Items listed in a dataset
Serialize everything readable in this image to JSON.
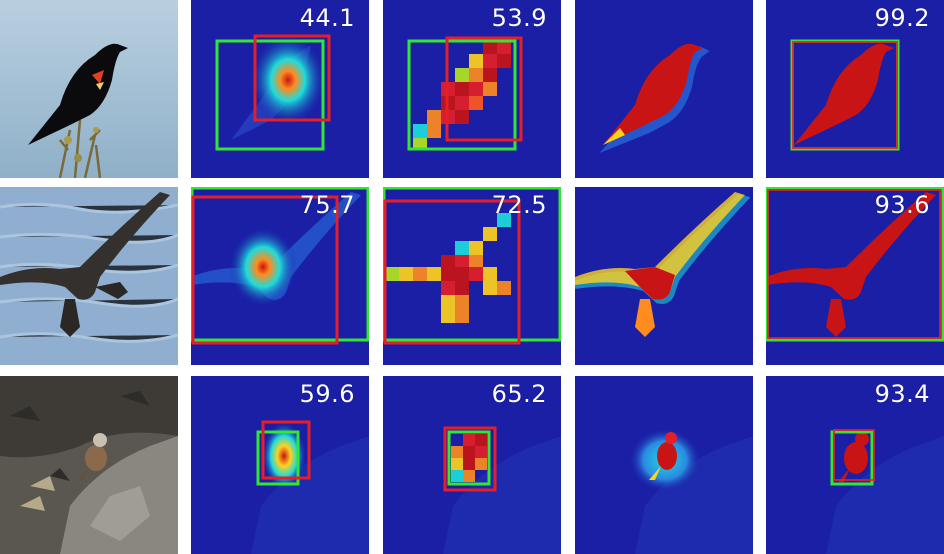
{
  "figure": {
    "rows": [
      {
        "subject": "red-winged blackbird perched on a twig",
        "scores": [
          "44.1",
          "53.9",
          "",
          "99.2"
        ]
      },
      {
        "subject": "dark seabird in flight over water",
        "scores": [
          "75.7",
          "72.5",
          "",
          "93.6"
        ]
      },
      {
        "subject": "small finch on gray rocks",
        "scores": [
          "59.6",
          "65.2",
          "",
          "93.4"
        ]
      }
    ],
    "colors": {
      "map_background": "#1a1fa6",
      "ground_truth_box": "#32e632",
      "predicted_box": "#e61e28",
      "heat_peak": "#c81414",
      "heat_mid": "#ffd21e",
      "heat_low": "#1edcdc"
    }
  }
}
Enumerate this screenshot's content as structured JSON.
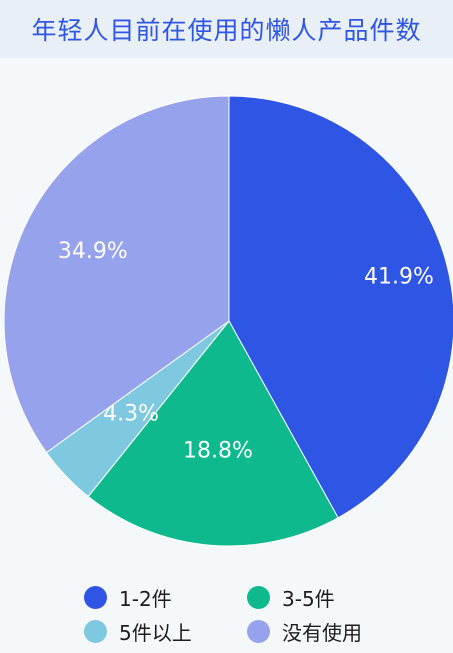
{
  "chart_data": {
    "type": "pie",
    "title": "年轻人目前在使用的懒人产品件数",
    "slices": [
      {
        "name": "1-2件",
        "value": 41.9,
        "label": "41.9%",
        "color": "#2f55e4"
      },
      {
        "name": "3-5件",
        "value": 18.8,
        "label": "18.8%",
        "color": "#0db98d"
      },
      {
        "name": "5件以上",
        "value": 4.3,
        "label": "4.3%",
        "color": "#7fc9e0"
      },
      {
        "name": "没有使用",
        "value": 34.9,
        "label": "34.9%",
        "color": "#97a2ec"
      }
    ],
    "legend_position": "bottom"
  },
  "legend": {
    "items": [
      {
        "label": "1-2件",
        "color": "#2f55e4"
      },
      {
        "label": "3-5件",
        "color": "#0db98d"
      },
      {
        "label": "5件以上",
        "color": "#7fc9e0"
      },
      {
        "label": "没有使用",
        "color": "#97a2ec"
      }
    ]
  }
}
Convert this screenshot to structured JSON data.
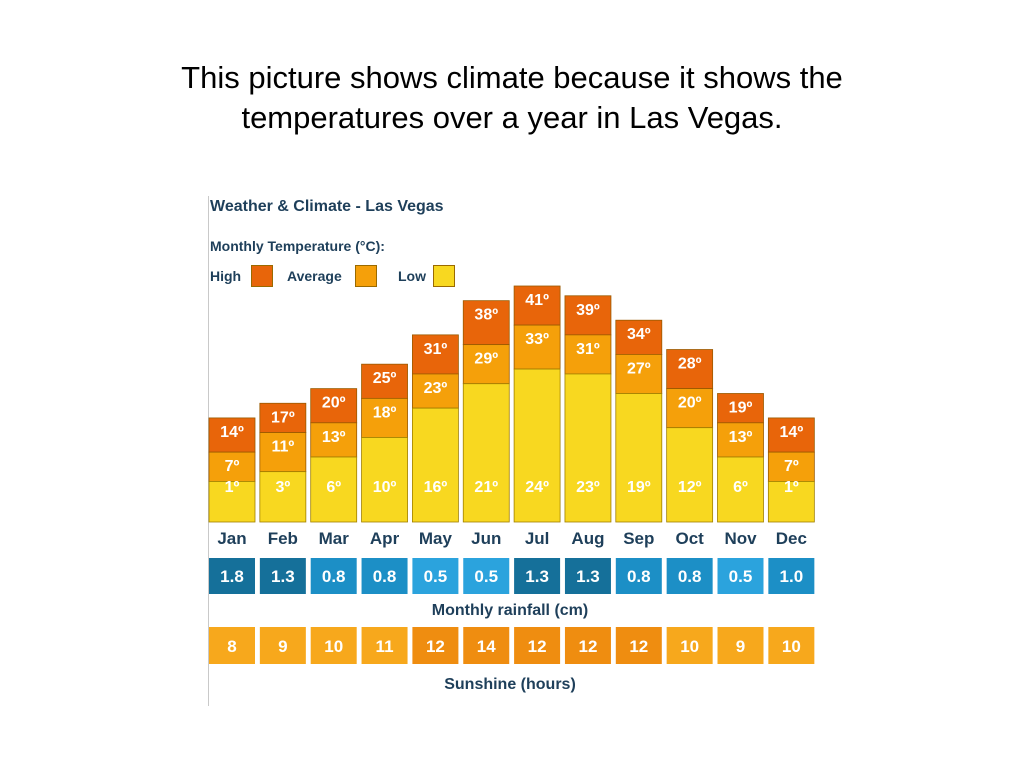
{
  "slide": {
    "title_lines": [
      "This picture shows climate because it shows the",
      "temperatures over a year in Las Vegas."
    ]
  },
  "chart_data": {
    "type": "bar",
    "title": "Weather & Climate - Las Vegas",
    "subtitle": "Monthly Temperature (°C):",
    "categories": [
      "Jan",
      "Feb",
      "Mar",
      "Apr",
      "May",
      "Jun",
      "Jul",
      "Aug",
      "Sep",
      "Oct",
      "Nov",
      "Dec"
    ],
    "legend": [
      {
        "name": "High",
        "color": "#e8650a"
      },
      {
        "name": "Average",
        "color": "#f5a00a"
      },
      {
        "name": "Low",
        "color": "#f8d820"
      }
    ],
    "series": [
      {
        "name": "High",
        "values": [
          14,
          17,
          20,
          25,
          31,
          38,
          41,
          39,
          34,
          28,
          19,
          14
        ]
      },
      {
        "name": "Average",
        "values": [
          7,
          11,
          13,
          18,
          23,
          29,
          33,
          31,
          27,
          20,
          13,
          7
        ]
      },
      {
        "name": "Low",
        "values": [
          1,
          3,
          6,
          10,
          16,
          21,
          24,
          23,
          19,
          12,
          6,
          1
        ]
      }
    ],
    "degree_suffix": "º",
    "rainfall": {
      "label": "Monthly rainfall (cm)",
      "values": [
        "1.8",
        "1.3",
        "0.8",
        "0.8",
        "0.5",
        "0.5",
        "1.3",
        "1.3",
        "0.8",
        "0.8",
        "0.5",
        "1.0"
      ]
    },
    "sunshine": {
      "label": "Sunshine (hours)",
      "values": [
        8,
        9,
        10,
        11,
        12,
        14,
        12,
        12,
        12,
        10,
        9,
        10
      ]
    },
    "colors": {
      "high": "#e8650a",
      "average": "#f5a00a",
      "low": "#f8d820",
      "label_text": "#1e3f5a",
      "rain_dark": "#15709a",
      "rain_mid": "#1c8fc6",
      "rain_light": "#2ba3dd",
      "sun_light": "#f7a81c",
      "sun_dark": "#ef8d10"
    }
  }
}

== Required work ==
Transcribe every entry word for word, but skip the pictures.

== The answer ==
Serialize everything readable in this image to JSON.
{
  "figure": {
    "rows": [
      {
        "subject": "red-winged blackbird perched on a twig",
        "scores": [
          "44.1",
          "53.9",
          "",
          "99.2"
        ]
      },
      {
        "subject": "dark seabird in flight over water",
        "scores": [
          "75.7",
          "72.5",
          "",
          "93.6"
        ]
      },
      {
        "subject": "small finch on gray rocks",
        "scores": [
          "59.6",
          "65.2",
          "",
          "93.4"
        ]
      }
    ],
    "colors": {
      "map_background": "#1a1fa6",
      "ground_truth_box": "#32e632",
      "predicted_box": "#e61e28",
      "heat_peak": "#c81414",
      "heat_mid": "#ffd21e",
      "heat_low": "#1edcdc"
    }
  }
}
Enumerate this screenshot's content as structured JSON.
{
  "chart_data": {
    "type": "pie",
    "title": "年轻人目前在使用的懒人产品件数",
    "slices": [
      {
        "name": "1-2件",
        "value": 41.9,
        "label": "41.9%",
        "color": "#2f55e4"
      },
      {
        "name": "3-5件",
        "value": 18.8,
        "label": "18.8%",
        "color": "#0db98d"
      },
      {
        "name": "5件以上",
        "value": 4.3,
        "label": "4.3%",
        "color": "#7fc9e0"
      },
      {
        "name": "没有使用",
        "value": 34.9,
        "label": "34.9%",
        "color": "#97a2ec"
      }
    ],
    "legend_position": "bottom"
  },
  "legend": {
    "items": [
      {
        "label": "1-2件",
        "color": "#2f55e4"
      },
      {
        "label": "3-5件",
        "color": "#0db98d"
      },
      {
        "label": "5件以上",
        "color": "#7fc9e0"
      },
      {
        "label": "没有使用",
        "color": "#97a2ec"
      }
    ]
  }
}
Convert this screenshot to structured JSON data.
{
  "slide": {
    "title_lines": [
      "This picture shows climate because it shows the",
      "temperatures over a year in Las Vegas."
    ]
  },
  "chart_data": {
    "type": "bar",
    "title": "Weather & Climate - Las Vegas",
    "subtitle": "Monthly Temperature (°C):",
    "categories": [
      "Jan",
      "Feb",
      "Mar",
      "Apr",
      "May",
      "Jun",
      "Jul",
      "Aug",
      "Sep",
      "Oct",
      "Nov",
      "Dec"
    ],
    "legend": [
      {
        "name": "High",
        "color": "#e8650a"
      },
      {
        "name": "Average",
        "color": "#f5a00a"
      },
      {
        "name": "Low",
        "color": "#f8d820"
      }
    ],
    "series": [
      {
        "name": "High",
        "values": [
          14,
          17,
          20,
          25,
          31,
          38,
          41,
          39,
          34,
          28,
          19,
          14
        ]
      },
      {
        "name": "Average",
        "values": [
          7,
          11,
          13,
          18,
          23,
          29,
          33,
          31,
          27,
          20,
          13,
          7
        ]
      },
      {
        "name": "Low",
        "values": [
          1,
          3,
          6,
          10,
          16,
          21,
          24,
          23,
          19,
          12,
          6,
          1
        ]
      }
    ],
    "degree_suffix": "º",
    "rainfall": {
      "label": "Monthly rainfall (cm)",
      "values": [
        "1.8",
        "1.3",
        "0.8",
        "0.8",
        "0.5",
        "0.5",
        "1.3",
        "1.3",
        "0.8",
        "0.8",
        "0.5",
        "1.0"
      ]
    },
    "sunshine": {
      "label": "Sunshine (hours)",
      "values": [
        8,
        9,
        10,
        11,
        12,
        14,
        12,
        12,
        12,
        10,
        9,
        10
      ]
    },
    "colors": {
      "high": "#e8650a",
      "average": "#f5a00a",
      "low": "#f8d820",
      "label_text": "#1e3f5a",
      "rain_dark": "#15709a",
      "rain_mid": "#1c8fc6",
      "rain_light": "#2ba3dd",
      "sun_light": "#f7a81c",
      "sun_dark": "#ef8d10"
    }
  }
}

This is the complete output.